Problem: The entries below should be given again exactly, minus their pictures.

Entries with figure data:
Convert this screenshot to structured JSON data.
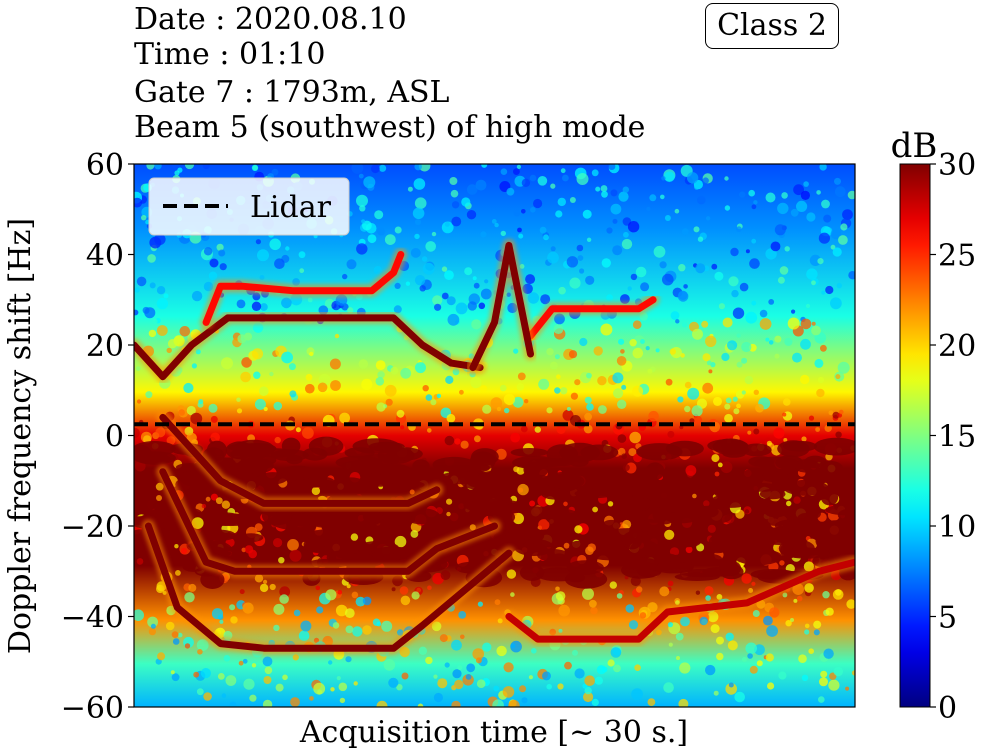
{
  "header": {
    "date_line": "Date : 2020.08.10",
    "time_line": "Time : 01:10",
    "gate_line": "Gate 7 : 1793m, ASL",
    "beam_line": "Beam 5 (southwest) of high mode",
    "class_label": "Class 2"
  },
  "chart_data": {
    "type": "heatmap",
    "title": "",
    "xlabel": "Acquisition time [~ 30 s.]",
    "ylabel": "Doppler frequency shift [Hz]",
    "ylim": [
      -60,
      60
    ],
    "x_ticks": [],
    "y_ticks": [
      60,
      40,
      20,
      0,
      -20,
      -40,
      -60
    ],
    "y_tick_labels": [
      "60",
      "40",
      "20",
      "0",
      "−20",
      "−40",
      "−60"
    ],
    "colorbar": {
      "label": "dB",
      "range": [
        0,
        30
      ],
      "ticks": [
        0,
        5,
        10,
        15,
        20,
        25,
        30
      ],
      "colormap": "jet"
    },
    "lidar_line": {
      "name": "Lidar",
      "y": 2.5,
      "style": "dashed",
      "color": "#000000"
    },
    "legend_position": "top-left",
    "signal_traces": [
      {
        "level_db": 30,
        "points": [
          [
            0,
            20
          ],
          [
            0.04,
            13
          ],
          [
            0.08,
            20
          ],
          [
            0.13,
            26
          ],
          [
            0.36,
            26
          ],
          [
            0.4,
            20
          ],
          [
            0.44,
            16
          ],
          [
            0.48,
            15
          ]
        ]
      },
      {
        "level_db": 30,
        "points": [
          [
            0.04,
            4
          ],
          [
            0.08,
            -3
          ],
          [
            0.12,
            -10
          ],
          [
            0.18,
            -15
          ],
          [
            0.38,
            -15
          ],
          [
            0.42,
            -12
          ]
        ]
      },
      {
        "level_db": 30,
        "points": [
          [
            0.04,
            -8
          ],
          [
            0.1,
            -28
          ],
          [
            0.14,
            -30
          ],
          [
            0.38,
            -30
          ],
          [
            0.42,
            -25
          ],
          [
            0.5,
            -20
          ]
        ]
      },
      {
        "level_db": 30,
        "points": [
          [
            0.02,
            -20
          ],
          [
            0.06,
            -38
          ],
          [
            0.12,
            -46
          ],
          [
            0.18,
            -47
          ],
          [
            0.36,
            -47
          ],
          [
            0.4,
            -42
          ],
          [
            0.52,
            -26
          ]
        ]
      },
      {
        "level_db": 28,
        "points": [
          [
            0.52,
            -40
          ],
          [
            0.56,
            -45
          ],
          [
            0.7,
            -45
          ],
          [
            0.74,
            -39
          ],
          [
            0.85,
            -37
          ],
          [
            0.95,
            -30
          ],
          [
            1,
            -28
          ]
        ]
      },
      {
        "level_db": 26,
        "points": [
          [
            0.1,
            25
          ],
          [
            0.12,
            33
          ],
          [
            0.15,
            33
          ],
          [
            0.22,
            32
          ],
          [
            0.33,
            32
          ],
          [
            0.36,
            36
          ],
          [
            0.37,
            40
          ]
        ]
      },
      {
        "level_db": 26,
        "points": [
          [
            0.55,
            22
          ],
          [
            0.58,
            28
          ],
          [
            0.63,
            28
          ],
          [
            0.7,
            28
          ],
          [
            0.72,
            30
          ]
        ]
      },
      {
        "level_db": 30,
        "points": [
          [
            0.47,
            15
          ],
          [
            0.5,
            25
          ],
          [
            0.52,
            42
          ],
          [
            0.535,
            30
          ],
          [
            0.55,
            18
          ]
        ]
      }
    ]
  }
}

Output of the exercise:
Convert this screenshot to structured JSON data.
{
  "header": {
    "date_line": "Date : 2020.08.10",
    "time_line": "Time : 01:10",
    "gate_line": "Gate 7 : 1793m, ASL",
    "beam_line": "Beam 5 (southwest) of high mode",
    "class_label": "Class 2"
  },
  "chart_data": {
    "type": "heatmap",
    "title": "",
    "xlabel": "Acquisition time [~ 30 s.]",
    "ylabel": "Doppler frequency shift [Hz]",
    "ylim": [
      -60,
      60
    ],
    "x_ticks": [],
    "y_ticks": [
      60,
      40,
      20,
      0,
      -20,
      -40,
      -60
    ],
    "y_tick_labels": [
      "60",
      "40",
      "20",
      "0",
      "−20",
      "−40",
      "−60"
    ],
    "colorbar": {
      "label": "dB",
      "range": [
        0,
        30
      ],
      "ticks": [
        0,
        5,
        10,
        15,
        20,
        25,
        30
      ],
      "colormap": "jet"
    },
    "lidar_line": {
      "name": "Lidar",
      "y": 2.5,
      "style": "dashed",
      "color": "#000000"
    },
    "legend_position": "top-left",
    "signal_traces": [
      {
        "level_db": 30,
        "points": [
          [
            0,
            20
          ],
          [
            0.04,
            13
          ],
          [
            0.08,
            20
          ],
          [
            0.13,
            26
          ],
          [
            0.36,
            26
          ],
          [
            0.4,
            20
          ],
          [
            0.44,
            16
          ],
          [
            0.48,
            15
          ]
        ]
      },
      {
        "level_db": 30,
        "points": [
          [
            0.04,
            4
          ],
          [
            0.08,
            -3
          ],
          [
            0.12,
            -10
          ],
          [
            0.18,
            -15
          ],
          [
            0.38,
            -15
          ],
          [
            0.42,
            -12
          ]
        ]
      },
      {
        "level_db": 30,
        "points": [
          [
            0.04,
            -8
          ],
          [
            0.1,
            -28
          ],
          [
            0.14,
            -30
          ],
          [
            0.38,
            -30
          ],
          [
            0.42,
            -25
          ],
          [
            0.5,
            -20
          ]
        ]
      },
      {
        "level_db": 30,
        "points": [
          [
            0.02,
            -20
          ],
          [
            0.06,
            -38
          ],
          [
            0.12,
            -46
          ],
          [
            0.18,
            -47
          ],
          [
            0.36,
            -47
          ],
          [
            0.4,
            -42
          ],
          [
            0.52,
            -26
          ]
        ]
      },
      {
        "level_db": 28,
        "points": [
          [
            0.52,
            -40
          ],
          [
            0.56,
            -45
          ],
          [
            0.7,
            -45
          ],
          [
            0.74,
            -39
          ],
          [
            0.85,
            -37
          ],
          [
            0.95,
            -30
          ],
          [
            1,
            -28
          ]
        ]
      },
      {
        "level_db": 26,
        "points": [
          [
            0.1,
            25
          ],
          [
            0.12,
            33
          ],
          [
            0.15,
            33
          ],
          [
            0.22,
            32
          ],
          [
            0.33,
            32
          ],
          [
            0.36,
            36
          ],
          [
            0.37,
            40
          ]
        ]
      },
      {
        "level_db": 26,
        "points": [
          [
            0.55,
            22
          ],
          [
            0.58,
            28
          ],
          [
            0.63,
            28
          ],
          [
            0.7,
            28
          ],
          [
            0.72,
            30
          ]
        ]
      },
      {
        "level_db": 30,
        "points": [
          [
            0.47,
            15
          ],
          [
            0.5,
            25
          ],
          [
            0.52,
            42
          ],
          [
            0.535,
            30
          ],
          [
            0.55,
            18
          ]
        ]
      }
    ]
  }
}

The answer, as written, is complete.